## [AIM OF THE EXERCISE]
Answer with one number: how many lines hold "saat".

## [MATERIAL PROVIDED]

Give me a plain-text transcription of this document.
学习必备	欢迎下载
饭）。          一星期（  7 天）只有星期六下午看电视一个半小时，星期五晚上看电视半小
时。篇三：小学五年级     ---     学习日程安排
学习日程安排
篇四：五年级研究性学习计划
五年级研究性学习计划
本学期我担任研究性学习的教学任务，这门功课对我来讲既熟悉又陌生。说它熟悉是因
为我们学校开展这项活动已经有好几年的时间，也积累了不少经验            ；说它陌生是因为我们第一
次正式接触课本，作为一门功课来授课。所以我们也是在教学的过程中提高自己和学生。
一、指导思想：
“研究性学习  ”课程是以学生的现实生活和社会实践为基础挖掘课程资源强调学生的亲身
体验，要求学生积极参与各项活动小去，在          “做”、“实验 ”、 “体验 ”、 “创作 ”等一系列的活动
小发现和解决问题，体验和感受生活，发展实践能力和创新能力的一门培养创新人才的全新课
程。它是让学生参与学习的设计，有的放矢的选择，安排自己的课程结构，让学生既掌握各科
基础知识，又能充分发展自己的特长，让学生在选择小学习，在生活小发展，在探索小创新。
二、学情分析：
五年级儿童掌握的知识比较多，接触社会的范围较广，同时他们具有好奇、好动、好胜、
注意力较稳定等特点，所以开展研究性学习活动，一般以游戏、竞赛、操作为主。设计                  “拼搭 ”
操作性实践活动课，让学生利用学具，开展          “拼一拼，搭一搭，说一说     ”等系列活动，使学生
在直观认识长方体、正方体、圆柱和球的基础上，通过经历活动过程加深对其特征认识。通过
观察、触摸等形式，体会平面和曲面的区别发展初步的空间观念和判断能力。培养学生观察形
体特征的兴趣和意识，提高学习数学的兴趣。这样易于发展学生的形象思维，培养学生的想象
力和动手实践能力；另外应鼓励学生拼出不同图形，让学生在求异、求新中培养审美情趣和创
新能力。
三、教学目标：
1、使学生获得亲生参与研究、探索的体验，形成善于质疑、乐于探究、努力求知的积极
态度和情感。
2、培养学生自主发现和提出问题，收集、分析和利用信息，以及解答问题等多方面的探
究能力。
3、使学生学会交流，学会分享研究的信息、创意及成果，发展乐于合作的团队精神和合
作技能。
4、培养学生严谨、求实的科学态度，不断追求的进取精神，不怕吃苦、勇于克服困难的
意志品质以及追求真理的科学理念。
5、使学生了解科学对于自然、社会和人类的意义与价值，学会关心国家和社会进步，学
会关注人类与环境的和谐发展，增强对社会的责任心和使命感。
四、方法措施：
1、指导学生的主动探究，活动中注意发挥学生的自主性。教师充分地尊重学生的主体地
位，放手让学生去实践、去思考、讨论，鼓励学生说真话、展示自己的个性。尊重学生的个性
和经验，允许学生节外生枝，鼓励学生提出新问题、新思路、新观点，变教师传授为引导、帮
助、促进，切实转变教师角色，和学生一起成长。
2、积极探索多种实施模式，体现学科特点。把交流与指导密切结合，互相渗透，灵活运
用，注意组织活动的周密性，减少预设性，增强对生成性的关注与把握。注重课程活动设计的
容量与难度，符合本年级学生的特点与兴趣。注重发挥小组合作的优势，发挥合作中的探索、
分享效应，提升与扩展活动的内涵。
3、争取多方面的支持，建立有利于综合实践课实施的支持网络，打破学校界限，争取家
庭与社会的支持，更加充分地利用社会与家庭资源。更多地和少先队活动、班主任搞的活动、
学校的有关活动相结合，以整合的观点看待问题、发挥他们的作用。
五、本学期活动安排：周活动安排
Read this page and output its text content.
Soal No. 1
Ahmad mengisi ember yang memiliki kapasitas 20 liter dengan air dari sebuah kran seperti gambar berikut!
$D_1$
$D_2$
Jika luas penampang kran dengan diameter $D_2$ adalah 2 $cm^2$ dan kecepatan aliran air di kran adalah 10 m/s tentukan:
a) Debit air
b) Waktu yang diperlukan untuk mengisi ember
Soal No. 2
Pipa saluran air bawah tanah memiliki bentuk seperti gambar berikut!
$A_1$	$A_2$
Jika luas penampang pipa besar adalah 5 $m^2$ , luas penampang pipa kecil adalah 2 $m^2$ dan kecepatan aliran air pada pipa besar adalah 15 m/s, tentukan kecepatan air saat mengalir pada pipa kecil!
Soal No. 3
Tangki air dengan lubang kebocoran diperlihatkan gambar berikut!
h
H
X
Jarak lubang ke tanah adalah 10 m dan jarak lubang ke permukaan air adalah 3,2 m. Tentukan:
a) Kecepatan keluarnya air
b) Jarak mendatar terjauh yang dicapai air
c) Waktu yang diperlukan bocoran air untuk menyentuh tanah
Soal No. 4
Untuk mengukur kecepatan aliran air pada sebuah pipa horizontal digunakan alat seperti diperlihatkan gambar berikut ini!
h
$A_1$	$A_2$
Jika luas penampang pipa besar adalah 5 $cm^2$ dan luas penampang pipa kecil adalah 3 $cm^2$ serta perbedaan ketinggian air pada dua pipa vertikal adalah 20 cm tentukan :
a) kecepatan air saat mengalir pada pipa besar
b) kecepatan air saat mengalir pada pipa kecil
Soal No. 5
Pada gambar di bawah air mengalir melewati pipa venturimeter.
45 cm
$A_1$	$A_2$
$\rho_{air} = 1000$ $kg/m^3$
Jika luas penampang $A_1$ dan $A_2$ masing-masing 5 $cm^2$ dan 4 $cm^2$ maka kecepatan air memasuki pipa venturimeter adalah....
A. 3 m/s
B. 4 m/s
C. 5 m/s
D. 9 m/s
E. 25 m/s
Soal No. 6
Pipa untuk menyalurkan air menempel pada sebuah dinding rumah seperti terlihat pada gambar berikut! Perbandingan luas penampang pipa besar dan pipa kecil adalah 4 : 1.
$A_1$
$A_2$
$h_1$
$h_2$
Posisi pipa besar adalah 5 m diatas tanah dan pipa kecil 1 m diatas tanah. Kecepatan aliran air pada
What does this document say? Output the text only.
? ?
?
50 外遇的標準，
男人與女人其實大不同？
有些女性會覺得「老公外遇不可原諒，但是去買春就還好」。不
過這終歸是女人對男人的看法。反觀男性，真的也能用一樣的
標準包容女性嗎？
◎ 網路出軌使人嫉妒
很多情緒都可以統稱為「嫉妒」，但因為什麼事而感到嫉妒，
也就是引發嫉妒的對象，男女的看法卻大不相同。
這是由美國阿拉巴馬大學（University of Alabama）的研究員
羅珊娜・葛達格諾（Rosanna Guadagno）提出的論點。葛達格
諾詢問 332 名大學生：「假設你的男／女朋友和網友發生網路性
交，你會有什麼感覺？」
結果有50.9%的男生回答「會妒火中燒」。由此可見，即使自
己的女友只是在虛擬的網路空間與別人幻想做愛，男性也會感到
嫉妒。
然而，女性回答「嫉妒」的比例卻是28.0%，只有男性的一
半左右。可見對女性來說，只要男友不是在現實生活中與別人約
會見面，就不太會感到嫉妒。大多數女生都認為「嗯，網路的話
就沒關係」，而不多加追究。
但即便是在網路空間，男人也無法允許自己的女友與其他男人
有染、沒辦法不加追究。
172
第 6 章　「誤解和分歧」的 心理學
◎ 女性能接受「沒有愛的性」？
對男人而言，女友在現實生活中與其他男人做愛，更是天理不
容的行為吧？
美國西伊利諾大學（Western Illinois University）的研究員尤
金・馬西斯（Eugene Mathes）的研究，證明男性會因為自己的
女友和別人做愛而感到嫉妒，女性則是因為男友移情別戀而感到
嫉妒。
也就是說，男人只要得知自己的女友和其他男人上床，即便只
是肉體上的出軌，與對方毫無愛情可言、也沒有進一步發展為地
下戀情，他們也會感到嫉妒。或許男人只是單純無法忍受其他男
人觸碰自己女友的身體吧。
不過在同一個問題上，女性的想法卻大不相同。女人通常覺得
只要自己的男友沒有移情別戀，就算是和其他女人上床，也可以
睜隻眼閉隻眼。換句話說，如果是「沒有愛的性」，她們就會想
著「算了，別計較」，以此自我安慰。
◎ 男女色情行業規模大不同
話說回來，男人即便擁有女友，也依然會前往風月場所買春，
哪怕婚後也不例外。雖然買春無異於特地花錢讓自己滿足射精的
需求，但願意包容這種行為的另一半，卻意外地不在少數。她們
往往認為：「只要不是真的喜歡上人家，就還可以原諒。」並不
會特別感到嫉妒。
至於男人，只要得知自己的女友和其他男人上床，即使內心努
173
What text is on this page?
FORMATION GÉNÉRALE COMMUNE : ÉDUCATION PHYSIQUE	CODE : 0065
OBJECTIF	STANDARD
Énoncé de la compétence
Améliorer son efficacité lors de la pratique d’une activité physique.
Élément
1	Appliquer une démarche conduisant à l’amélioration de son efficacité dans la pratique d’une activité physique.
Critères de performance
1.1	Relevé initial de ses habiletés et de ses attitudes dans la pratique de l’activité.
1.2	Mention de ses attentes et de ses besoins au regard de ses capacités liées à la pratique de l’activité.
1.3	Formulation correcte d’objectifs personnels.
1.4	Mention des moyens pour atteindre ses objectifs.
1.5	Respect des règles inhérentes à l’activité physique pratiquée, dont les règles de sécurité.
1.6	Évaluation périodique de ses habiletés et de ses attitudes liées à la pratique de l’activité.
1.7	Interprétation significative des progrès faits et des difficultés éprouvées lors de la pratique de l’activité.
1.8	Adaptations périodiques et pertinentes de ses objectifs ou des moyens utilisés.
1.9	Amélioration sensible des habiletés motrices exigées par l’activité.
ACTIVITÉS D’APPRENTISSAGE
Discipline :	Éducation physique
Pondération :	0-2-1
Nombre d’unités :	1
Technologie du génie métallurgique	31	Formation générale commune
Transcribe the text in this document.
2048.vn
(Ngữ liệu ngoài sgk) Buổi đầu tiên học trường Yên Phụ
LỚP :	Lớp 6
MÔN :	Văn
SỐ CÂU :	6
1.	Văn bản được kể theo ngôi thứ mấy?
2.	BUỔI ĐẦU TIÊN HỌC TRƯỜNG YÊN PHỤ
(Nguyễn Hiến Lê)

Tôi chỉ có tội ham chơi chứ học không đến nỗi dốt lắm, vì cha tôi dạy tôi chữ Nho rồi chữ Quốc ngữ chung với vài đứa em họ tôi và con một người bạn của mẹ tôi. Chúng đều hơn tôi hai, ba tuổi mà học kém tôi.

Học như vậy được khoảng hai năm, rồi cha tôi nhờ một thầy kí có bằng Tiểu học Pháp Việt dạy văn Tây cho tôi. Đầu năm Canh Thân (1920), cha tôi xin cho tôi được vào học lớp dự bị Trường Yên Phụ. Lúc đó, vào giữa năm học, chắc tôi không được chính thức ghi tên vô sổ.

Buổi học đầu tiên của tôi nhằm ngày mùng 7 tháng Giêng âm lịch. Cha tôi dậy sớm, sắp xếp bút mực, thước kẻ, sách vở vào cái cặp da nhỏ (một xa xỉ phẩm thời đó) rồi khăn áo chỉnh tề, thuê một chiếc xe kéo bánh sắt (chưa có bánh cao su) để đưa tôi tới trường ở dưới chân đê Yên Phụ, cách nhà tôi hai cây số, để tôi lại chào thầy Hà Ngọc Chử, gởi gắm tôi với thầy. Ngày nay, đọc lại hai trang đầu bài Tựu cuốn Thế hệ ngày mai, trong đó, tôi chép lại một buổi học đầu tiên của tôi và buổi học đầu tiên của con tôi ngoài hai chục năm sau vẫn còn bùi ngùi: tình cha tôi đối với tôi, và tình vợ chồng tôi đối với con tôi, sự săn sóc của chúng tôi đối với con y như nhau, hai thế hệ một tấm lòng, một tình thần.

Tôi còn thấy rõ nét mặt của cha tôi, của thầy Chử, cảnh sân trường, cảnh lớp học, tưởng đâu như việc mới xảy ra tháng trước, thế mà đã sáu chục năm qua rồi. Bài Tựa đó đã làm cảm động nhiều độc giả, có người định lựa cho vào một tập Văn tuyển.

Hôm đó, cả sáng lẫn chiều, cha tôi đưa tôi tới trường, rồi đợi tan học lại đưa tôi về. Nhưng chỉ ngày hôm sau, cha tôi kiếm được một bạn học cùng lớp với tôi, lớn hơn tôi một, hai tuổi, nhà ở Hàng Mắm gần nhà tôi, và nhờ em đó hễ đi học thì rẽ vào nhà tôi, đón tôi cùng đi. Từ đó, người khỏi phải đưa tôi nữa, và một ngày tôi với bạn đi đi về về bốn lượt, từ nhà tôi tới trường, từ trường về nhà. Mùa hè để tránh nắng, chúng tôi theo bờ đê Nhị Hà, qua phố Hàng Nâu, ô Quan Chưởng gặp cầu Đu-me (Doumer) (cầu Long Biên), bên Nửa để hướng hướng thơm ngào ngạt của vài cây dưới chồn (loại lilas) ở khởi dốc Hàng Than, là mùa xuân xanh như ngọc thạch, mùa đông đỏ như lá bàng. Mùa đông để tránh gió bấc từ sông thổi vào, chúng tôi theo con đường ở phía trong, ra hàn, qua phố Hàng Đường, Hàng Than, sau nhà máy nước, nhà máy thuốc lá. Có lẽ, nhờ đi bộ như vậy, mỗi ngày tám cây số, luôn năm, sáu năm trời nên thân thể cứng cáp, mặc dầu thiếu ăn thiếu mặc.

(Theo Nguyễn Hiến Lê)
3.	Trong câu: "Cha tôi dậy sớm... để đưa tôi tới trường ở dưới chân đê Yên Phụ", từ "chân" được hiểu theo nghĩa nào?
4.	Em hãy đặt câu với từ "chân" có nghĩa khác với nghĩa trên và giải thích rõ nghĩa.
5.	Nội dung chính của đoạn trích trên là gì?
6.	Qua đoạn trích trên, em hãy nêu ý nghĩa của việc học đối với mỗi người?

## [RESPONSE FOR THIS EXERCISE]
3